DIRECTIONS:
Transcribe the material word for word, but without the images.

— Start INFORMATION SUPPLIED —

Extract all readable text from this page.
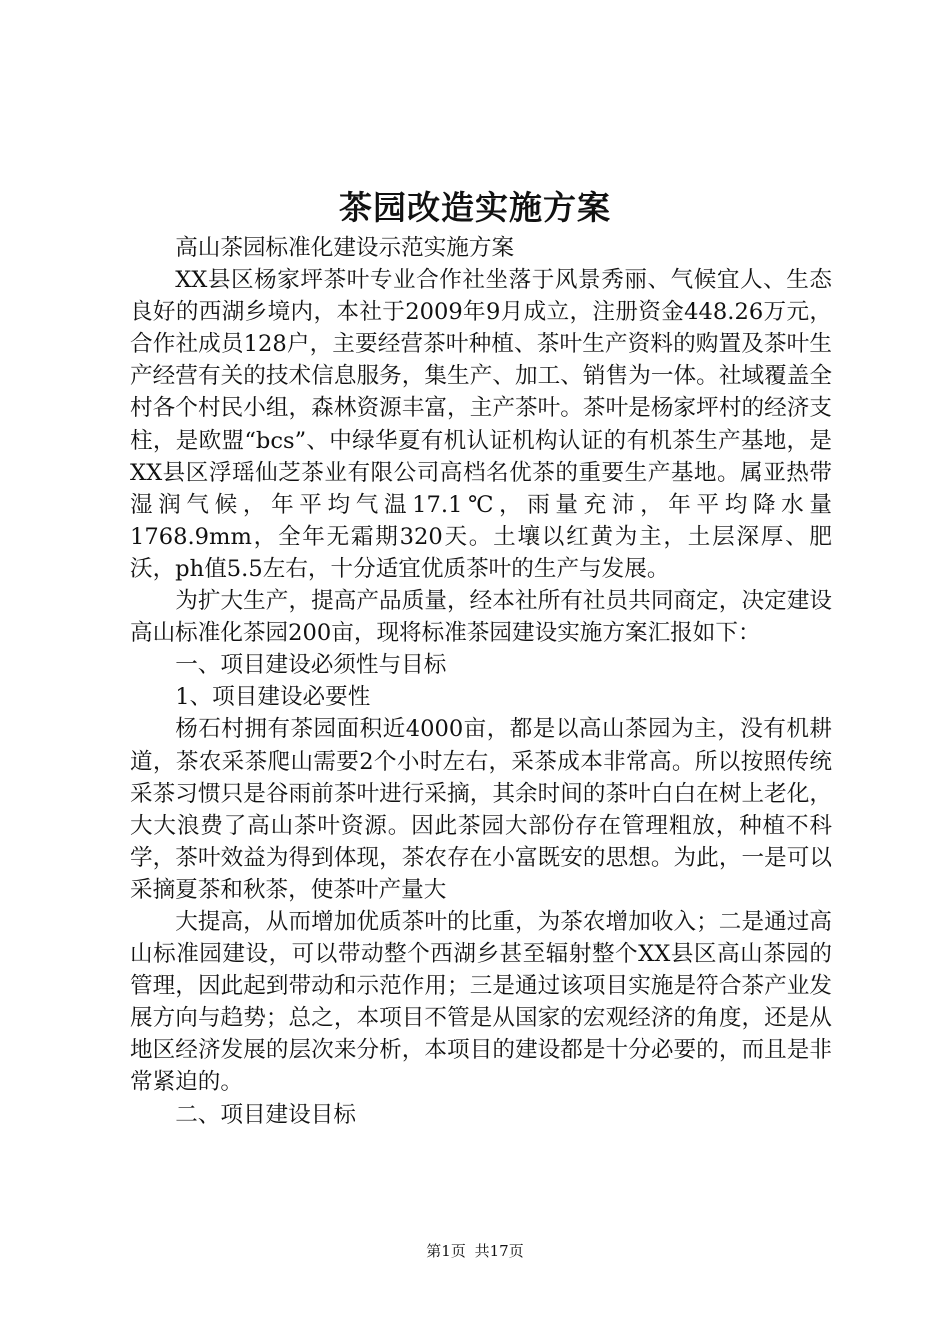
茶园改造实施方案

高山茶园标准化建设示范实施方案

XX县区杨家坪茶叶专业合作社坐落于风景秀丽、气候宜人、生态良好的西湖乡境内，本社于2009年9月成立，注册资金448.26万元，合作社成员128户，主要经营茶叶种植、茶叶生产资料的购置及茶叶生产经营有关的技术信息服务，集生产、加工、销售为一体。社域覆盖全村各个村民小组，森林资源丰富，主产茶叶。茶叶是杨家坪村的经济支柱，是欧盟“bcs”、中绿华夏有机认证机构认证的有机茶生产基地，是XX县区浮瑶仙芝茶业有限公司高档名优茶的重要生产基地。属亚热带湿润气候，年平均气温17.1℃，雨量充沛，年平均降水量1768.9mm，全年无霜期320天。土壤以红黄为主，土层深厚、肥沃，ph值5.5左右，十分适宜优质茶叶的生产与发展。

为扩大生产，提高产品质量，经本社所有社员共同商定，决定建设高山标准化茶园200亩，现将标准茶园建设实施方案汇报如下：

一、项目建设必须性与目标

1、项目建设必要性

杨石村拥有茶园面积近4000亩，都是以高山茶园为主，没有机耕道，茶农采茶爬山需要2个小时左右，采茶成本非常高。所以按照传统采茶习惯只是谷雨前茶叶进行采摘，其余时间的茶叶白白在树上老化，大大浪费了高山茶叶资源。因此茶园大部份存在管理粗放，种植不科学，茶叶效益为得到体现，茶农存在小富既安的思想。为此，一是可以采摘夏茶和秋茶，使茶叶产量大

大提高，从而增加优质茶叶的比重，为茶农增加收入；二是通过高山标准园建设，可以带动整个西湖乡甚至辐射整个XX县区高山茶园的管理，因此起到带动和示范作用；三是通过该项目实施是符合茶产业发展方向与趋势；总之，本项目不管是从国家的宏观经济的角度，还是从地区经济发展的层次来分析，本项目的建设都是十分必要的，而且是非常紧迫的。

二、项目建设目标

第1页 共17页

— End INFORMATION SUPPLIED —

ANSWER TO THE EXERCISE:
Extract all readable text from this page.
茶园改造实施方案

高山茶园标准化建设示范实施方案

XX县区杨家坪茶叶专业合作社坐落于风景秀丽、气候宜人、生态良好的西湖乡境内，本社于2009年9月成立，注册资金448.26万元，合作社成员128户，主要经营茶叶种植、茶叶生产资料的购置及茶叶生产经营有关的技术信息服务，集生产、加工、销售为一体。社域覆盖全村各个村民小组，森林资源丰富，主产茶叶。茶叶是杨家坪村的经济支柱，是欧盟“bcs”、中绿华夏有机认证机构认证的有机茶生产基地，是XX县区浮瑶仙芝茶业有限公司高档名优茶的重要生产基地。属亚热带湿润气候，年平均气温17.1℃，雨量充沛，年平均降水量1768.9mm，全年无霜期320天。土壤以红黄为主，土层深厚、肥沃，ph值5.5左右，十分适宜优质茶叶的生产与发展。

为扩大生产，提高产品质量，经本社所有社员共同商定，决定建设高山标准化茶园200亩，现将标准茶园建设实施方案汇报如下：

一、项目建设必须性与目标

1、项目建设必要性

杨石村拥有茶园面积近4000亩，都是以高山茶园为主，没有机耕道，茶农采茶爬山需要2个小时左右，采茶成本非常高。所以按照传统采茶习惯只是谷雨前茶叶进行采摘，其余时间的茶叶白白在树上老化，大大浪费了高山茶叶资源。因此茶园大部份存在管理粗放，种植不科学，茶叶效益为得到体现，茶农存在小富既安的思想。为此，一是可以采摘夏茶和秋茶，使茶叶产量大

大提高，从而增加优质茶叶的比重，为茶农增加收入；二是通过高山标准园建设，可以带动整个西湖乡甚至辐射整个XX县区高山茶园的管理，因此起到带动和示范作用；三是通过该项目实施是符合茶产业发展方向与趋势；总之，本项目不管是从国家的宏观经济的角度，还是从地区经济发展的层次来分析，本项目的建设都是十分必要的，而且是非常紧迫的。

二、项目建设目标

第1页 共17页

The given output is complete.